■ **SET TASK**:
What follows is a listing. Return every line of it exactly.

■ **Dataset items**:

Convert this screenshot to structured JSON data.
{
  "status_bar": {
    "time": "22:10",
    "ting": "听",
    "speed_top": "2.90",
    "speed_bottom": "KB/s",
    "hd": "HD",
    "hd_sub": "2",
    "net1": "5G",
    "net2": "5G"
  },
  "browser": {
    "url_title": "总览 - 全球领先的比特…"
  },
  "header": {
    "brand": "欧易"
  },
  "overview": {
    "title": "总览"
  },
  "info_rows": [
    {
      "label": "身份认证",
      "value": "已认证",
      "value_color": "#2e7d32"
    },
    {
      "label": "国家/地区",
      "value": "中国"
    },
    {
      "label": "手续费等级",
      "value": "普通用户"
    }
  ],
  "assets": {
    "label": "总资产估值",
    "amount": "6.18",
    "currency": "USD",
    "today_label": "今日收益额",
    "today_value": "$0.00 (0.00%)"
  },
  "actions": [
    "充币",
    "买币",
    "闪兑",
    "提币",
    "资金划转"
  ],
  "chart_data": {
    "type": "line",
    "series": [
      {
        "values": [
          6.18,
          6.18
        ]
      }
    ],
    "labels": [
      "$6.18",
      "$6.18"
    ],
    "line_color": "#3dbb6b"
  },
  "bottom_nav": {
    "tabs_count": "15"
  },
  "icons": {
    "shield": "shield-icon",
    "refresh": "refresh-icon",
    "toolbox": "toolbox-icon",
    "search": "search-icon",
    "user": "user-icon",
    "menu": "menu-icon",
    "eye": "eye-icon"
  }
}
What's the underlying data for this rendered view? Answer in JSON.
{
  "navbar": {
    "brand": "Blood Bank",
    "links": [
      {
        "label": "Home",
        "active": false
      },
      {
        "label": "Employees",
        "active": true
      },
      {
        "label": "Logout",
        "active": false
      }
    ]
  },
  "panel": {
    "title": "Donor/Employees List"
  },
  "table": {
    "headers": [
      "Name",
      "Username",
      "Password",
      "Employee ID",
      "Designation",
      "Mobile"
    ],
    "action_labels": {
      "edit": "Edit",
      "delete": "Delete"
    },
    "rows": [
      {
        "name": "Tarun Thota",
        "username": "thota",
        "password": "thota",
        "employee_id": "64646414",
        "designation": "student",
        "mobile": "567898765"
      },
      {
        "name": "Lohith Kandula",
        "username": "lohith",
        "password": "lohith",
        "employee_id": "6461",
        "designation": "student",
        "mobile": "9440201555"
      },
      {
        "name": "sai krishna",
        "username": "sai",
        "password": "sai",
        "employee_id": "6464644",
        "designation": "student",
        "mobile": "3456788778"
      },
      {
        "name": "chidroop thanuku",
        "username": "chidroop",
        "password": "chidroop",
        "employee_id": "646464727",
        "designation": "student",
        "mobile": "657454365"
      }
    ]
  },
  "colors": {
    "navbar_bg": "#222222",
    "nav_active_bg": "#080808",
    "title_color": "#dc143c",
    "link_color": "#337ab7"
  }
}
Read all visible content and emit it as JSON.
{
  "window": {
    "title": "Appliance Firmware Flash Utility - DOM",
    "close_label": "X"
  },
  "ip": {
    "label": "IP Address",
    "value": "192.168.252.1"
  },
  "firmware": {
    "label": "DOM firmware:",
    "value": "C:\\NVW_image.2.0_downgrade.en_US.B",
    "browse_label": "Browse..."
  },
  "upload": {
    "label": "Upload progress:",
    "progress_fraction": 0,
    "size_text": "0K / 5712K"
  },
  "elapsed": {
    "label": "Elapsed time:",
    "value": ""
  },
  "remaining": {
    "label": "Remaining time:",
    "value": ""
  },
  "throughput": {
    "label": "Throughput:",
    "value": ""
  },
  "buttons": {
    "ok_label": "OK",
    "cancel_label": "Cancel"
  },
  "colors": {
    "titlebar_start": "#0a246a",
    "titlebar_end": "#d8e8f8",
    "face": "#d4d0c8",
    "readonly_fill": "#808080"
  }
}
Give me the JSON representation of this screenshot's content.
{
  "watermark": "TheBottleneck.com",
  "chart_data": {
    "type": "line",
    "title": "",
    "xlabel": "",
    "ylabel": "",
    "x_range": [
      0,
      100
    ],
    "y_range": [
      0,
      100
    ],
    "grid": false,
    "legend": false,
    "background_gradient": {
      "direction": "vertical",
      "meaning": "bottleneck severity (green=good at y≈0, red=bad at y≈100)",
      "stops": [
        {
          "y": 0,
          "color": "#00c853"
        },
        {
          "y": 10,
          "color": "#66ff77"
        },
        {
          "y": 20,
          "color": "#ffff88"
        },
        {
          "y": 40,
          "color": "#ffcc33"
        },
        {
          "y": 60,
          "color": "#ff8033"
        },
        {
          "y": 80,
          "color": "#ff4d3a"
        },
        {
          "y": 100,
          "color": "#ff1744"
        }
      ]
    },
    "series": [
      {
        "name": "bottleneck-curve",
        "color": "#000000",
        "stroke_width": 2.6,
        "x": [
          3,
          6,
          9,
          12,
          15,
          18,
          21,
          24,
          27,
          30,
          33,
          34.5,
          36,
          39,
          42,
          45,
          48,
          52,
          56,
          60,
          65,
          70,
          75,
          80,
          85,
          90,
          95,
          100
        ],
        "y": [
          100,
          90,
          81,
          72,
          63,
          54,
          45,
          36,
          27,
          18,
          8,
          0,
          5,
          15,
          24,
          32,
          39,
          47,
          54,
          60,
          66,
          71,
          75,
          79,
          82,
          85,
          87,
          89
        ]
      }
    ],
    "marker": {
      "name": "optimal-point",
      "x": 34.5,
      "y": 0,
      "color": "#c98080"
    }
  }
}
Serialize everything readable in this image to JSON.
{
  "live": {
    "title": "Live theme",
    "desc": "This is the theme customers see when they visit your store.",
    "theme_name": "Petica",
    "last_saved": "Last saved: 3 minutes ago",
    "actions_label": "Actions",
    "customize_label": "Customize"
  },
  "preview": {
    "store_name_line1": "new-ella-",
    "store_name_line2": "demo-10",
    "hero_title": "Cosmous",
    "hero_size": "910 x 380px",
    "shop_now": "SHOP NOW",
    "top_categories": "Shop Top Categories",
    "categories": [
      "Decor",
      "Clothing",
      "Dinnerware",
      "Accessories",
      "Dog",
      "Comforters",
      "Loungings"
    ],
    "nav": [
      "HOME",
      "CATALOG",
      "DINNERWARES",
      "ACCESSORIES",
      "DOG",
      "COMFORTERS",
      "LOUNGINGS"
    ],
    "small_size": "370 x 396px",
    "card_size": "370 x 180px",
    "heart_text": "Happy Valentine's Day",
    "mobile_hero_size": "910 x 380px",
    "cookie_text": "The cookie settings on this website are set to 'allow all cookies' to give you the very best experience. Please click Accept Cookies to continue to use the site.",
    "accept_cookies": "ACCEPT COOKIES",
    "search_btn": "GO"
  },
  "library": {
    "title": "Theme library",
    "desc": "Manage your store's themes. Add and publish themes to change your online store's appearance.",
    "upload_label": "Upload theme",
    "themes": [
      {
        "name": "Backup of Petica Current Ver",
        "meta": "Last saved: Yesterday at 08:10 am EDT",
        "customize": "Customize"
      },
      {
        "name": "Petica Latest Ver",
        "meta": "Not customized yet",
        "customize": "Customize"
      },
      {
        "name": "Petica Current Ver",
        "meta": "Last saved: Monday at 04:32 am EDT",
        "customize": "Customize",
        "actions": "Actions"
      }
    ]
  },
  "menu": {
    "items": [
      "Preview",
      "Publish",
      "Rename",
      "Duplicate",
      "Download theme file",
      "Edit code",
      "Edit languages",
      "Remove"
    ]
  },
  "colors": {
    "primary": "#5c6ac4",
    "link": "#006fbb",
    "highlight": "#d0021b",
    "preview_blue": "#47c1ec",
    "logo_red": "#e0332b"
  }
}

■ **SOLUTION TO THIS EXERCISE**:
Convert this screenshot to structured JSON data.
{
  "status_bar": {
    "time": "22:10",
    "ting": "听",
    "speed_top": "2.90",
    "speed_bottom": "KB/s",
    "hd": "HD",
    "hd_sub": "2",
    "net1": "5G",
    "net2": "5G"
  },
  "browser": {
    "url_title": "总览 - 全球领先的比特…"
  },
  "header": {
    "brand": "欧易"
  },
  "overview": {
    "title": "总览"
  },
  "info_rows": [
    {
      "label": "身份认证",
      "value": "已认证",
      "value_color": "#2e7d32"
    },
    {
      "label": "国家/地区",
      "value": "中国"
    },
    {
      "label": "手续费等级",
      "value": "普通用户"
    }
  ],
  "assets": {
    "label": "总资产估值",
    "amount": "6.18",
    "currency": "USD",
    "today_label": "今日收益额",
    "today_value": "$0.00 (0.00%)"
  },
  "actions": [
    "充币",
    "买币",
    "闪兑",
    "提币",
    "资金划转"
  ],
  "chart_data": {
    "type": "line",
    "series": [
      {
        "values": [
          6.18,
          6.18
        ]
      }
    ],
    "labels": [
      "$6.18",
      "$6.18"
    ],
    "line_color": "#3dbb6b"
  },
  "bottom_nav": {
    "tabs_count": "15"
  },
  "icons": {
    "shield": "shield-icon",
    "refresh": "refresh-icon",
    "toolbox": "toolbox-icon",
    "search": "search-icon",
    "user": "user-icon",
    "menu": "menu-icon",
    "eye": "eye-icon"
  }
}
What's the underlying data for this rendered view? Answer in JSON.
{
  "navbar": {
    "brand": "Blood Bank",
    "links": [
      {
        "label": "Home",
        "active": false
      },
      {
        "label": "Employees",
        "active": true
      },
      {
        "label": "Logout",
        "active": false
      }
    ]
  },
  "panel": {
    "title": "Donor/Employees List"
  },
  "table": {
    "headers": [
      "Name",
      "Username",
      "Password",
      "Employee ID",
      "Designation",
      "Mobile"
    ],
    "action_labels": {
      "edit": "Edit",
      "delete": "Delete"
    },
    "rows": [
      {
        "name": "Tarun Thota",
        "username": "thota",
        "password": "thota",
        "employee_id": "64646414",
        "designation": "student",
        "mobile": "567898765"
      },
      {
        "name": "Lohith Kandula",
        "username": "lohith",
        "password": "lohith",
        "employee_id": "6461",
        "designation": "student",
        "mobile": "9440201555"
      },
      {
        "name": "sai krishna",
        "username": "sai",
        "password": "sai",
        "employee_id": "6464644",
        "designation": "student",
        "mobile": "3456788778"
      },
      {
        "name": "chidroop thanuku",
        "username": "chidroop",
        "password": "chidroop",
        "employee_id": "646464727",
        "designation": "student",
        "mobile": "657454365"
      }
    ]
  },
  "colors": {
    "navbar_bg": "#222222",
    "nav_active_bg": "#080808",
    "title_color": "#dc143c",
    "link_color": "#337ab7"
  }
}
Read all visible content and emit it as JSON.
{
  "window": {
    "title": "Appliance Firmware Flash Utility - DOM",
    "close_label": "X"
  },
  "ip": {
    "label": "IP Address",
    "value": "192.168.252.1"
  },
  "firmware": {
    "label": "DOM firmware:",
    "value": "C:\\NVW_image.2.0_downgrade.en_US.B",
    "browse_label": "Browse..."
  },
  "upload": {
    "label": "Upload progress:",
    "progress_fraction": 0,
    "size_text": "0K / 5712K"
  },
  "elapsed": {
    "label": "Elapsed time:",
    "value": ""
  },
  "remaining": {
    "label": "Remaining time:",
    "value": ""
  },
  "throughput": {
    "label": "Throughput:",
    "value": ""
  },
  "buttons": {
    "ok_label": "OK",
    "cancel_label": "Cancel"
  },
  "colors": {
    "titlebar_start": "#0a246a",
    "titlebar_end": "#d8e8f8",
    "face": "#d4d0c8",
    "readonly_fill": "#808080"
  }
}
Give me the JSON representation of this screenshot's content.
{
  "watermark": "TheBottleneck.com",
  "chart_data": {
    "type": "line",
    "title": "",
    "xlabel": "",
    "ylabel": "",
    "x_range": [
      0,
      100
    ],
    "y_range": [
      0,
      100
    ],
    "grid": false,
    "legend": false,
    "background_gradient": {
      "direction": "vertical",
      "meaning": "bottleneck severity (green=good at y≈0, red=bad at y≈100)",
      "stops": [
        {
          "y": 0,
          "color": "#00c853"
        },
        {
          "y": 10,
          "color": "#66ff77"
        },
        {
          "y": 20,
          "color": "#ffff88"
        },
        {
          "y": 40,
          "color": "#ffcc33"
        },
        {
          "y": 60,
          "color": "#ff8033"
        },
        {
          "y": 80,
          "color": "#ff4d3a"
        },
        {
          "y": 100,
          "color": "#ff1744"
        }
      ]
    },
    "series": [
      {
        "name": "bottleneck-curve",
        "color": "#000000",
        "stroke_width": 2.6,
        "x": [
          3,
          6,
          9,
          12,
          15,
          18,
          21,
          24,
          27,
          30,
          33,
          34.5,
          36,
          39,
          42,
          45,
          48,
          52,
          56,
          60,
          65,
          70,
          75,
          80,
          85,
          90,
          95,
          100
        ],
        "y": [
          100,
          90,
          81,
          72,
          63,
          54,
          45,
          36,
          27,
          18,
          8,
          0,
          5,
          15,
          24,
          32,
          39,
          47,
          54,
          60,
          66,
          71,
          75,
          79,
          82,
          85,
          87,
          89
        ]
      }
    ],
    "marker": {
      "name": "optimal-point",
      "x": 34.5,
      "y": 0,
      "color": "#c98080"
    }
  }
}
Serialize everything readable in this image to JSON.
{
  "live": {
    "title": "Live theme",
    "desc": "This is the theme customers see when they visit your store.",
    "theme_name": "Petica",
    "last_saved": "Last saved: 3 minutes ago",
    "actions_label": "Actions",
    "customize_label": "Customize"
  },
  "preview": {
    "store_name_line1": "new-ella-",
    "store_name_line2": "demo-10",
    "hero_title": "Cosmous",
    "hero_size": "910 x 380px",
    "shop_now": "SHOP NOW",
    "top_categories": "Shop Top Categories",
    "categories": [
      "Decor",
      "Clothing",
      "Dinnerware",
      "Accessories",
      "Dog",
      "Comforters",
      "Loungings"
    ],
    "nav": [
      "HOME",
      "CATALOG",
      "DINNERWARES",
      "ACCESSORIES",
      "DOG",
      "COMFORTERS",
      "LOUNGINGS"
    ],
    "small_size": "370 x 396px",
    "card_size": "370 x 180px",
    "heart_text": "Happy Valentine's Day",
    "mobile_hero_size": "910 x 380px",
    "cookie_text": "The cookie settings on this website are set to 'allow all cookies' to give you the very best experience. Please click Accept Cookies to continue to use the site.",
    "accept_cookies": "ACCEPT COOKIES",
    "search_btn": "GO"
  },
  "library": {
    "title": "Theme library",
    "desc": "Manage your store's themes. Add and publish themes to change your online store's appearance.",
    "upload_label": "Upload theme",
    "themes": [
      {
        "name": "Backup of Petica Current Ver",
        "meta": "Last saved: Yesterday at 08:10 am EDT",
        "customize": "Customize"
      },
      {
        "name": "Petica Latest Ver",
        "meta": "Not customized yet",
        "customize": "Customize"
      },
      {
        "name": "Petica Current Ver",
        "meta": "Last saved: Monday at 04:32 am EDT",
        "customize": "Customize",
        "actions": "Actions"
      }
    ]
  },
  "menu": {
    "items": [
      "Preview",
      "Publish",
      "Rename",
      "Duplicate",
      "Download theme file",
      "Edit code",
      "Edit languages",
      "Remove"
    ]
  },
  "colors": {
    "primary": "#5c6ac4",
    "link": "#006fbb",
    "highlight": "#d0021b",
    "preview_blue": "#47c1ec",
    "logo_red": "#e0332b"
  }
}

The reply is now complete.